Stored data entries
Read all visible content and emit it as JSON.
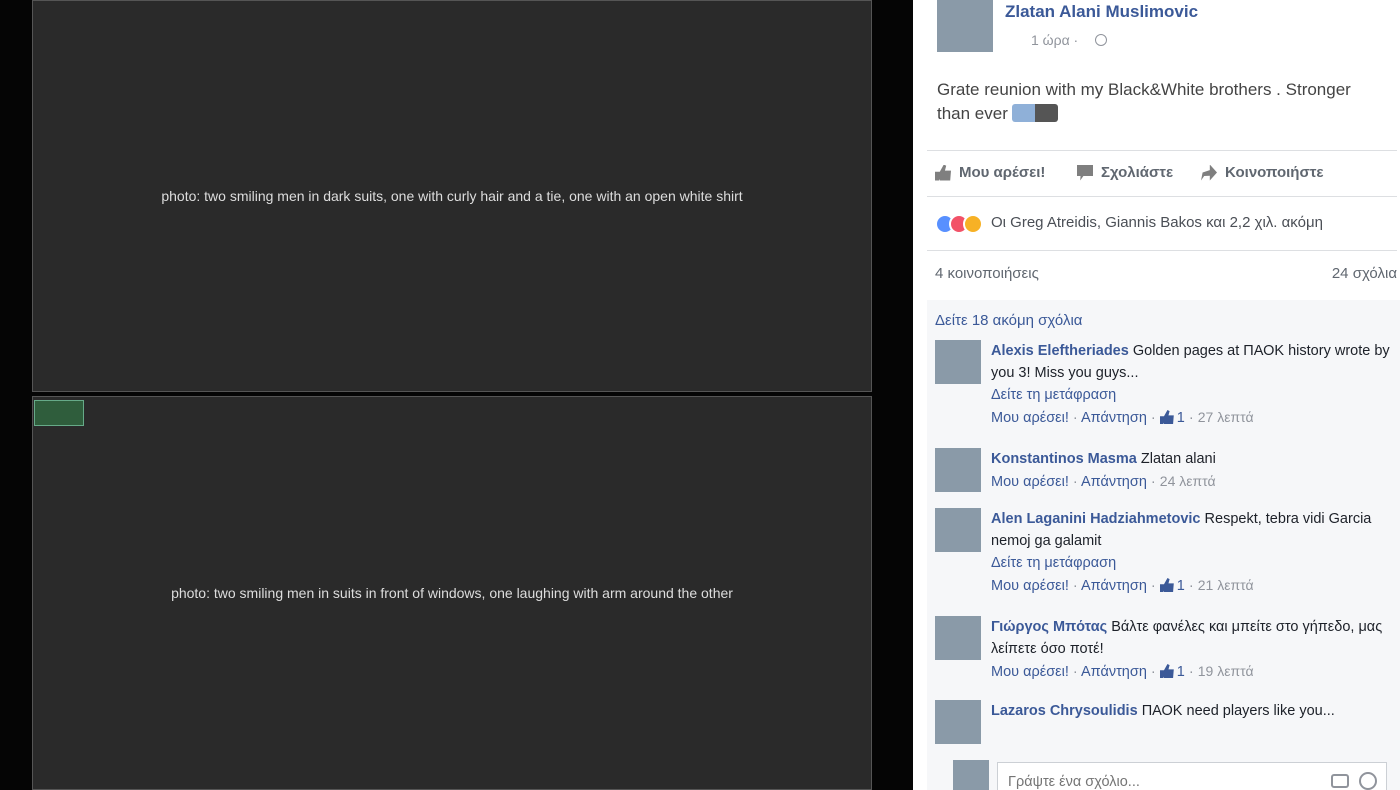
{
  "photos": {
    "top": "photo: two smiling men in dark suits, one with curly hair and a tie, one with an open white shirt",
    "bottom": "photo: two smiling men in suits in front of windows, one laughing with arm around the other",
    "badge": "badge"
  },
  "post": {
    "author": "Zlatan Alani Muslimovic",
    "time": "1 ώρα ·",
    "text": "Grate reunion with my Black&White brothers . Stronger than ever"
  },
  "actions": {
    "like": "Μου αρέσει!",
    "comment": "Σχολιάστε",
    "share": "Κοινοποιήστε"
  },
  "reactions": {
    "text": "Οι Greg Atreidis, Giannis Bakos και 2,2 χιλ. ακόμη"
  },
  "stats": {
    "shares": "4 κοινοποιήσεις",
    "comments": "24 σχόλια"
  },
  "more_comments": "Δείτε 18 ακόμη σχόλια",
  "comments": [
    {
      "name": "Alexis Eleftheriades",
      "text": "Golden pages at ΠΑΟΚ history wrote by you 3! Miss you guys...",
      "translate": "Δείτε τη μετάφραση",
      "like": "Μου αρέσει!",
      "reply": "Απάντηση",
      "likes": "1",
      "time": "27 λεπτά"
    },
    {
      "name": "Konstantinos Masma",
      "text": "Zlatan alani",
      "like": "Μου αρέσει!",
      "reply": "Απάντηση",
      "time": "24 λεπτά"
    },
    {
      "name": "Alen Laganini Hadziahmetovic",
      "text": "Respekt, tebra vidi Garcia nemoj ga galamit",
      "translate": "Δείτε τη μετάφραση",
      "like": "Μου αρέσει!",
      "reply": "Απάντηση",
      "likes": "1",
      "time": "21 λεπτά"
    },
    {
      "name": "Γιώργος Μπότας",
      "text": "Βάλτε φανέλες και μπείτε στο γήπεδο, μας λείπετε όσο ποτέ!",
      "like": "Μου αρέσει!",
      "reply": "Απάντηση",
      "likes": "1",
      "time": "19 λεπτά"
    },
    {
      "name": "Lazaros Chrysoulidis",
      "text": "ΠΑΟΚ need players like you..."
    }
  ],
  "write_comment": {
    "placeholder": "Γράψτε ένα σχόλιο..."
  }
}
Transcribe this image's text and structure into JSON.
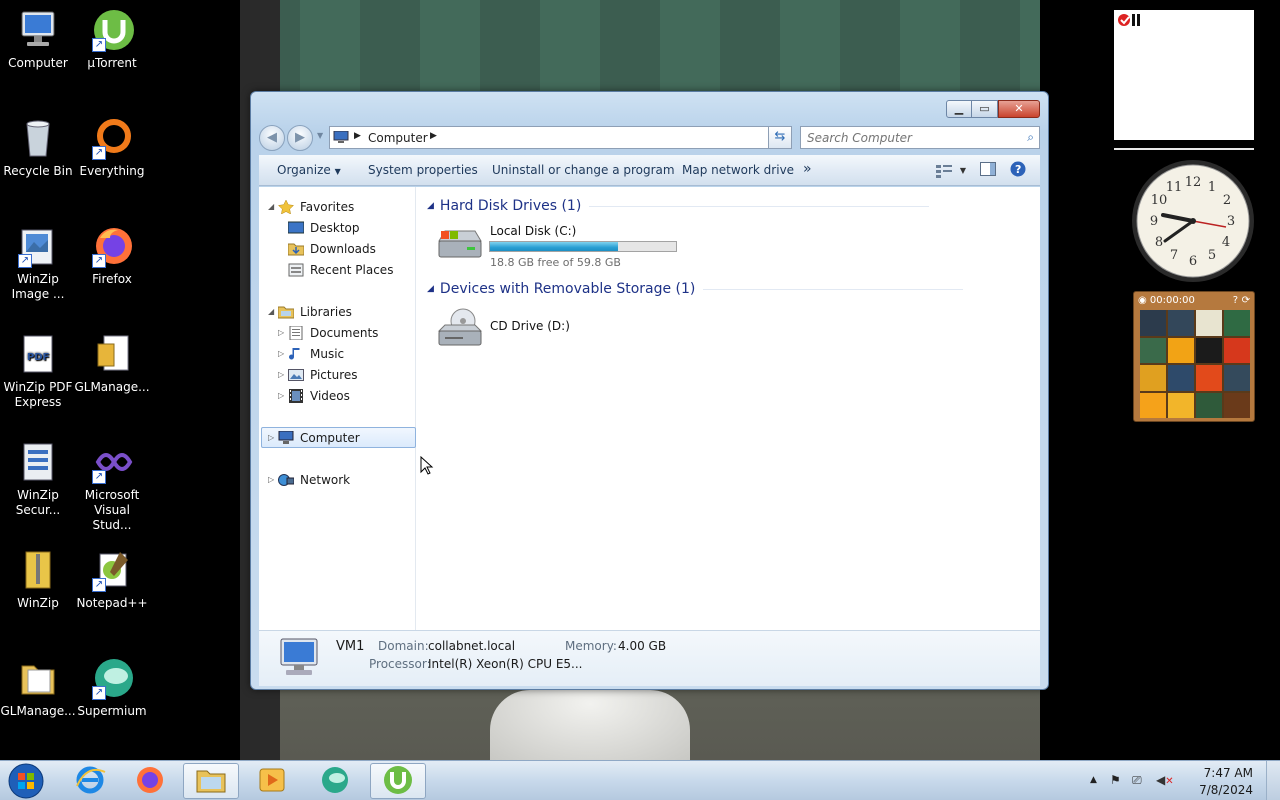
{
  "desktop": {
    "icons": [
      {
        "label": "Computer",
        "icon": "computer-icon"
      },
      {
        "label": "µTorrent",
        "icon": "utorrent-icon"
      },
      {
        "label": "Recycle Bin",
        "icon": "recycle-bin-icon"
      },
      {
        "label": "Everything",
        "icon": "everything-icon"
      },
      {
        "label": "WinZip Image ...",
        "icon": "winzip-image-icon"
      },
      {
        "label": "Firefox",
        "icon": "firefox-icon"
      },
      {
        "label": "WinZip PDF Express",
        "icon": "winzip-pdf-icon"
      },
      {
        "label": "GLManage...",
        "icon": "glmanager-icon"
      },
      {
        "label": "WinZip Secur...",
        "icon": "winzip-secure-icon"
      },
      {
        "label": "Microsoft Visual Stud...",
        "icon": "visual-studio-icon"
      },
      {
        "label": "WinZip",
        "icon": "winzip-icon"
      },
      {
        "label": "Notepad++",
        "icon": "notepadpp-icon"
      },
      {
        "label": "GLManage...",
        "icon": "glmanager-folder-icon"
      },
      {
        "label": "Supermium",
        "icon": "supermium-icon"
      }
    ]
  },
  "explorer": {
    "address": {
      "crumb": "Computer"
    },
    "search": {
      "placeholder": "Search Computer"
    },
    "toolbar": {
      "organize": "Organize",
      "system_properties": "System properties",
      "uninstall": "Uninstall or change a program",
      "map_drive": "Map network drive",
      "more": "»"
    },
    "nav": {
      "favorites": "Favorites",
      "desktop": "Desktop",
      "downloads": "Downloads",
      "recent_places": "Recent Places",
      "libraries": "Libraries",
      "documents": "Documents",
      "music": "Music",
      "pictures": "Pictures",
      "videos": "Videos",
      "computer": "Computer",
      "network": "Network"
    },
    "groups": {
      "hdd_title": "Hard Disk Drives (1)",
      "removable_title": "Devices with Removable Storage (1)"
    },
    "drives": {
      "local_name": "Local Disk (C:)",
      "local_free": "18.8 GB free of 59.8 GB",
      "local_used_fraction": 0.686,
      "cd_name": "CD Drive (D:)"
    },
    "details": {
      "name": "VM1",
      "domain_label": "Domain:",
      "domain_value": "collabnet.local",
      "memory_label": "Memory:",
      "memory_value": "4.00 GB",
      "processor_label": "Processor:",
      "processor_value": "Intel(R) Xeon(R) CPU E5..."
    }
  },
  "gadgets": {
    "puzzle_timer": "00:00:00"
  },
  "taskbar": {
    "time": "7:47 AM",
    "date": "7/8/2024"
  },
  "colors": {
    "accent": "#1e3287",
    "progress": "#2a9fd3"
  }
}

• REQUIREMENTS: From the listing above, copy every line that holds the string "smiling".

• SOLUTION TO THIS EXERCISE:
    "top": "photo: two smiling men in dark suits, one with curly hair and a tie, one with an open white shirt",
    "bottom": "photo: two smiling men in suits in front of windows, one laughing with arm around the other",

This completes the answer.